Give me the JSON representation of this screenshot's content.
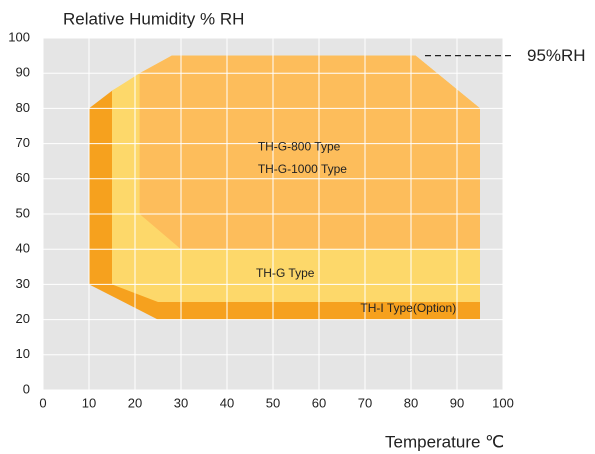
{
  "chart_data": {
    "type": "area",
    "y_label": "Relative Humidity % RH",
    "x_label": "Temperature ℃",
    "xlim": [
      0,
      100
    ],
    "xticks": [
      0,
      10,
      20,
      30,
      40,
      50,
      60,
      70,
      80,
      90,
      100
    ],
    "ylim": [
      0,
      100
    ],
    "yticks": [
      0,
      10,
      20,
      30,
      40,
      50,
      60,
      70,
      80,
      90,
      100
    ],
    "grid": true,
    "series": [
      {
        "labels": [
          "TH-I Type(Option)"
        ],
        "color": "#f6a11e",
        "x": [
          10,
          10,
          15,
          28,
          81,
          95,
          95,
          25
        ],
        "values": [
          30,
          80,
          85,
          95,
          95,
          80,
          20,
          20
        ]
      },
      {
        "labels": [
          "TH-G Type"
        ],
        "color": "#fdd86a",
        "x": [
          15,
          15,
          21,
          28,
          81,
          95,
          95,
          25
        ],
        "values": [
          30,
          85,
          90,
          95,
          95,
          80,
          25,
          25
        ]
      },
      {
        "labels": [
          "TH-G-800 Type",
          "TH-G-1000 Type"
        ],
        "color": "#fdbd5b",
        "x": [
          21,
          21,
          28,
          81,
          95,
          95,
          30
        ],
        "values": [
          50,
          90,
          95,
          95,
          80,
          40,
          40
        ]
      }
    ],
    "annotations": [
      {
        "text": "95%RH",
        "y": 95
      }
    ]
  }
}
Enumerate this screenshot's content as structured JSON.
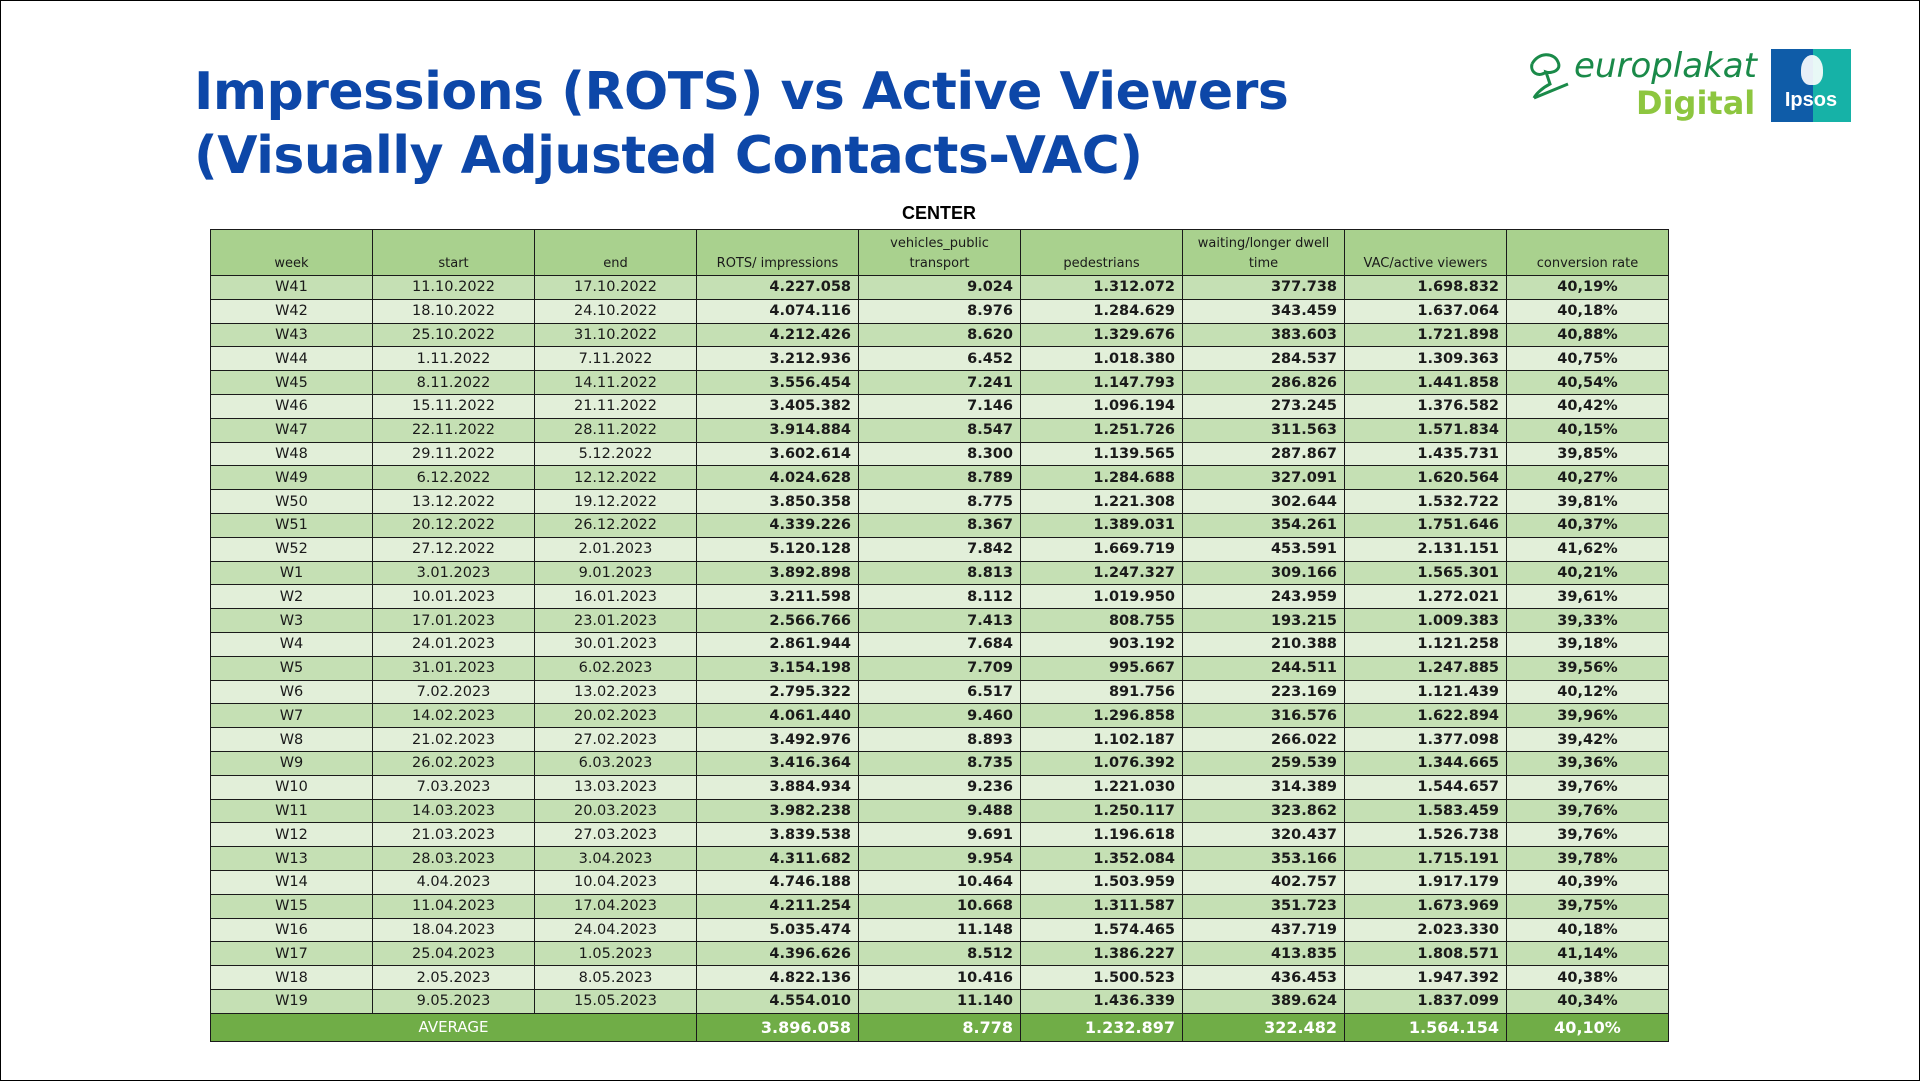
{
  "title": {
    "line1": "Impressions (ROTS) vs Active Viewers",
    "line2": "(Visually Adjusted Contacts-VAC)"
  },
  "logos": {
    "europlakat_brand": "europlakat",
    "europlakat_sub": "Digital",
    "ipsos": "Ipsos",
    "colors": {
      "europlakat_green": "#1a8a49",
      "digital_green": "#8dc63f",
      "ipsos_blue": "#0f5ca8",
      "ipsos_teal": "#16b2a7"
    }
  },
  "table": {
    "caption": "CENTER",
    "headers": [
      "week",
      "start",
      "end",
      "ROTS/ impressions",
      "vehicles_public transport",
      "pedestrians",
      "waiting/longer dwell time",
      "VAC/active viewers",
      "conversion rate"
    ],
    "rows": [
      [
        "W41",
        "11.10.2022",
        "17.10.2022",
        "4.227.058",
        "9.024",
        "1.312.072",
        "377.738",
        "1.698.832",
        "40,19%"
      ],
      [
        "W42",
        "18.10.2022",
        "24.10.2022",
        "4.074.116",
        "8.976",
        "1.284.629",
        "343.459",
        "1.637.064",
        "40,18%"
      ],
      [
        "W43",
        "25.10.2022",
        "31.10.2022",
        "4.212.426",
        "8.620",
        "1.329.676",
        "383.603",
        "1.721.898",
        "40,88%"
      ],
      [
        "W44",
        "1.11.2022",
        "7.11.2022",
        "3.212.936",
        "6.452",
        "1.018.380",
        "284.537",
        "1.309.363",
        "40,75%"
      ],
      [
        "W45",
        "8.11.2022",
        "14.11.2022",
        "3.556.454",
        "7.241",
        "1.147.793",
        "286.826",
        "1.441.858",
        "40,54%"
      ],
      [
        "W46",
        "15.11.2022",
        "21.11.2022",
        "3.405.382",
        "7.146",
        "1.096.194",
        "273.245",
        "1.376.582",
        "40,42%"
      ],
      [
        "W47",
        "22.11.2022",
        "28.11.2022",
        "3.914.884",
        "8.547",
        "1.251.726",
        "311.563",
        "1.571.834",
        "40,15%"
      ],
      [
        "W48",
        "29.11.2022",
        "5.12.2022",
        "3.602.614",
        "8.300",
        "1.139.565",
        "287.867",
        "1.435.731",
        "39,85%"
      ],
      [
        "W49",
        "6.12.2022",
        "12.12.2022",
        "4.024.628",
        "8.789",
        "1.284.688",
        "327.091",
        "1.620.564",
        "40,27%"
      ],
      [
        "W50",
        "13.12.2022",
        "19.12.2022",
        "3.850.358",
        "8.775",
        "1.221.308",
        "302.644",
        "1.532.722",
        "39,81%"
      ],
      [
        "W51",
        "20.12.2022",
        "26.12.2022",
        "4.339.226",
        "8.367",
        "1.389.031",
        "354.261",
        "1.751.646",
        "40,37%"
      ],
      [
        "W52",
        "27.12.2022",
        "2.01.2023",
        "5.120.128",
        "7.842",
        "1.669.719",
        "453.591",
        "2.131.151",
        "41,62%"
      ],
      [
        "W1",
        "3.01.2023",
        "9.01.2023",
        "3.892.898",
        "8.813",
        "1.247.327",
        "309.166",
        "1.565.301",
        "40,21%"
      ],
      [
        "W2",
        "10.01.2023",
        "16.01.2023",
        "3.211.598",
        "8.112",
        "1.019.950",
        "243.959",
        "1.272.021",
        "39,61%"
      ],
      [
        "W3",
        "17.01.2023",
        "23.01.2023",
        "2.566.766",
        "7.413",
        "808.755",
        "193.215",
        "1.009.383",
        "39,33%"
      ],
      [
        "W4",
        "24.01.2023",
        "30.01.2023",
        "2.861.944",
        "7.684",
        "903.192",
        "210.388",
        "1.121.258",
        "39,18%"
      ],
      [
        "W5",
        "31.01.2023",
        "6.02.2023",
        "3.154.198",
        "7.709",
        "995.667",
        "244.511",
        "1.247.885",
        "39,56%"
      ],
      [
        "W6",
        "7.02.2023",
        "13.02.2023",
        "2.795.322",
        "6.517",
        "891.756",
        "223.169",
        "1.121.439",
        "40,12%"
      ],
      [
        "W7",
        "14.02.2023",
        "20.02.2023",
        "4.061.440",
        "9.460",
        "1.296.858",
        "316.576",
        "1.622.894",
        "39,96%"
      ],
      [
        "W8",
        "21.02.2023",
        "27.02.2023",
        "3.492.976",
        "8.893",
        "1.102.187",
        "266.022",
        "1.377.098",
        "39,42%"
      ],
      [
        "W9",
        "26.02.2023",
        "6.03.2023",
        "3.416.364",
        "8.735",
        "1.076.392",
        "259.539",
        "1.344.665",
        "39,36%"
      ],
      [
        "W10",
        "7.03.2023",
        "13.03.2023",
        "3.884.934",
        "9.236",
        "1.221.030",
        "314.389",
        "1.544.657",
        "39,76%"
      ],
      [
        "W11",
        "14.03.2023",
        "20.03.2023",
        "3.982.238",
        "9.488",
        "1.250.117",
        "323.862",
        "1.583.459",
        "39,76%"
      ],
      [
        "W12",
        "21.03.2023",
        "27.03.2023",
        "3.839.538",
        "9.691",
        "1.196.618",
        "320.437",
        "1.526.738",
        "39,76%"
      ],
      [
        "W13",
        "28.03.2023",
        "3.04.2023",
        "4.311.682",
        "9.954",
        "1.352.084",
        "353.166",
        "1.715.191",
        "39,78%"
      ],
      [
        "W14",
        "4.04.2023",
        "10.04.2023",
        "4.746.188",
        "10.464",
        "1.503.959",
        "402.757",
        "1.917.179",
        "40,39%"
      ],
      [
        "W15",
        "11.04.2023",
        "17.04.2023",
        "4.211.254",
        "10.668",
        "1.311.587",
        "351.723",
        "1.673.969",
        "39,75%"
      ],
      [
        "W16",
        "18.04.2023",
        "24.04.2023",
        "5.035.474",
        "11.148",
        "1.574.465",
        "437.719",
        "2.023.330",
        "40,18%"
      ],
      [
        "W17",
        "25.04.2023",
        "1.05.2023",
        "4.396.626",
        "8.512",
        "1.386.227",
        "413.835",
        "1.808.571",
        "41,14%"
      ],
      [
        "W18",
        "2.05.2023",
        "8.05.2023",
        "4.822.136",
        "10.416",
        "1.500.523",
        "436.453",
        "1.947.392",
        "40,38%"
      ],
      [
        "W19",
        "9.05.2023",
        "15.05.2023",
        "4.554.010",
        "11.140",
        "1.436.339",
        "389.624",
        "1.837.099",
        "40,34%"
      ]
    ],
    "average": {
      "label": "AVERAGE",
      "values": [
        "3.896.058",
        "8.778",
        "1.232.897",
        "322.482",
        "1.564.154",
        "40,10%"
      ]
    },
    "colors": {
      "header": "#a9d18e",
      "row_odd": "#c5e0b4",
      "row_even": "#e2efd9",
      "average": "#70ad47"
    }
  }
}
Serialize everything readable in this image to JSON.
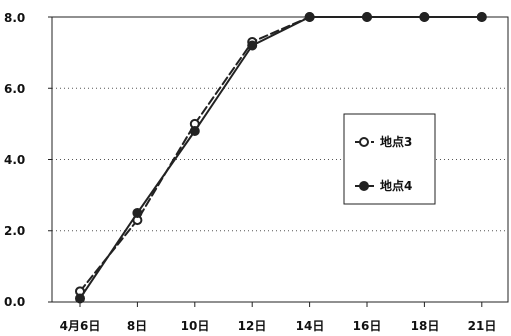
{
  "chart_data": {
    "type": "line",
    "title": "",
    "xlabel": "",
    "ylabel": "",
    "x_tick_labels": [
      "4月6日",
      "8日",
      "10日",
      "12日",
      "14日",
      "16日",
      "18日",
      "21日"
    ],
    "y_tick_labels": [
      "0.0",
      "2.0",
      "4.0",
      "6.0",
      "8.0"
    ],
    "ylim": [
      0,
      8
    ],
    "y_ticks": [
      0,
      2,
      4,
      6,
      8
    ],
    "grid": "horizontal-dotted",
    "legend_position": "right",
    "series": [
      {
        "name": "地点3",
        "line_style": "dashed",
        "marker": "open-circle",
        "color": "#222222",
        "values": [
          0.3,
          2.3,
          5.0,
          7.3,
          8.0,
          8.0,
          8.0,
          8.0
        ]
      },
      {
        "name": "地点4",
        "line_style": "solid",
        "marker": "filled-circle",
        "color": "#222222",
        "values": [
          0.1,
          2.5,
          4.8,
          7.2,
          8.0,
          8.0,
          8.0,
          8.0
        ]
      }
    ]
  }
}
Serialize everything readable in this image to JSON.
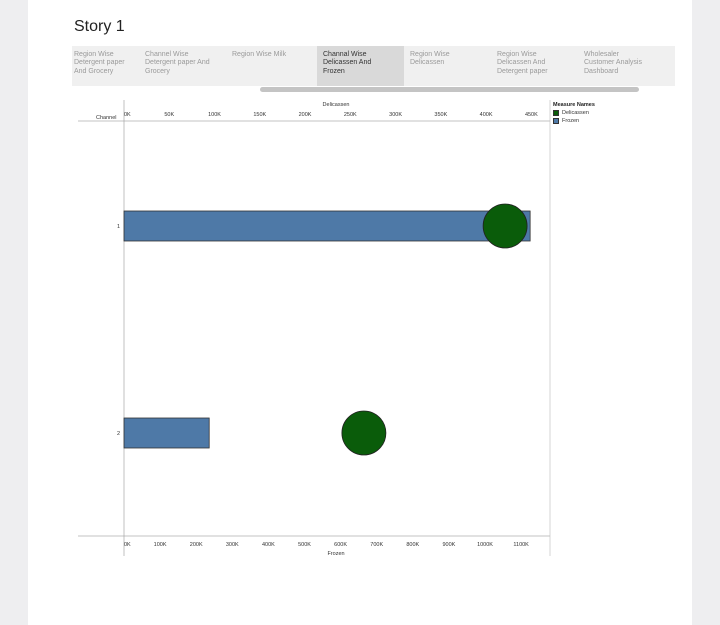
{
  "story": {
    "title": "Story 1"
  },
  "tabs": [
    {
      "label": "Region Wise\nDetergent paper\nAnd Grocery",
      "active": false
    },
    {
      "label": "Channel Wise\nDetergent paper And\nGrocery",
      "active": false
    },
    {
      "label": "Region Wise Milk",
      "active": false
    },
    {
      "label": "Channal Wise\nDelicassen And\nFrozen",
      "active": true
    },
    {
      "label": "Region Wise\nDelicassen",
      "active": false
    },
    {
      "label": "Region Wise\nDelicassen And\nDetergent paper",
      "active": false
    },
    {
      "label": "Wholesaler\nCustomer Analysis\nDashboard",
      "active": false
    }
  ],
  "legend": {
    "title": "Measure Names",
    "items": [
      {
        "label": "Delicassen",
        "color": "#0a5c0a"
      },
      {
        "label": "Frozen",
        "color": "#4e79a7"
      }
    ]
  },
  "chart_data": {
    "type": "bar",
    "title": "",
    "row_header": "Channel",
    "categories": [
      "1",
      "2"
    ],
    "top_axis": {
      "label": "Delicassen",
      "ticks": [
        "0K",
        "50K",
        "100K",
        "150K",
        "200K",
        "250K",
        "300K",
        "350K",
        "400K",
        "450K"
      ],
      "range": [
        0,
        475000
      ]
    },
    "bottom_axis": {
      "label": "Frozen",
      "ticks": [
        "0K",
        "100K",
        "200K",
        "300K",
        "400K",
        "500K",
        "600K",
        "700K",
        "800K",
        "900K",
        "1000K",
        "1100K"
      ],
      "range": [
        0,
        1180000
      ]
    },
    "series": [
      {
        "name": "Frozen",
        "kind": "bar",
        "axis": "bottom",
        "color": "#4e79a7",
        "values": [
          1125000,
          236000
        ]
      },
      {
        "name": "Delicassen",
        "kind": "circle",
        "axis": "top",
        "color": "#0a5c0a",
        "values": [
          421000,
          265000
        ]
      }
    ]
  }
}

==================================================

What is required
Find every line of the data that holds the string "screenshot", then say how many there are and nothing else.

Written response
2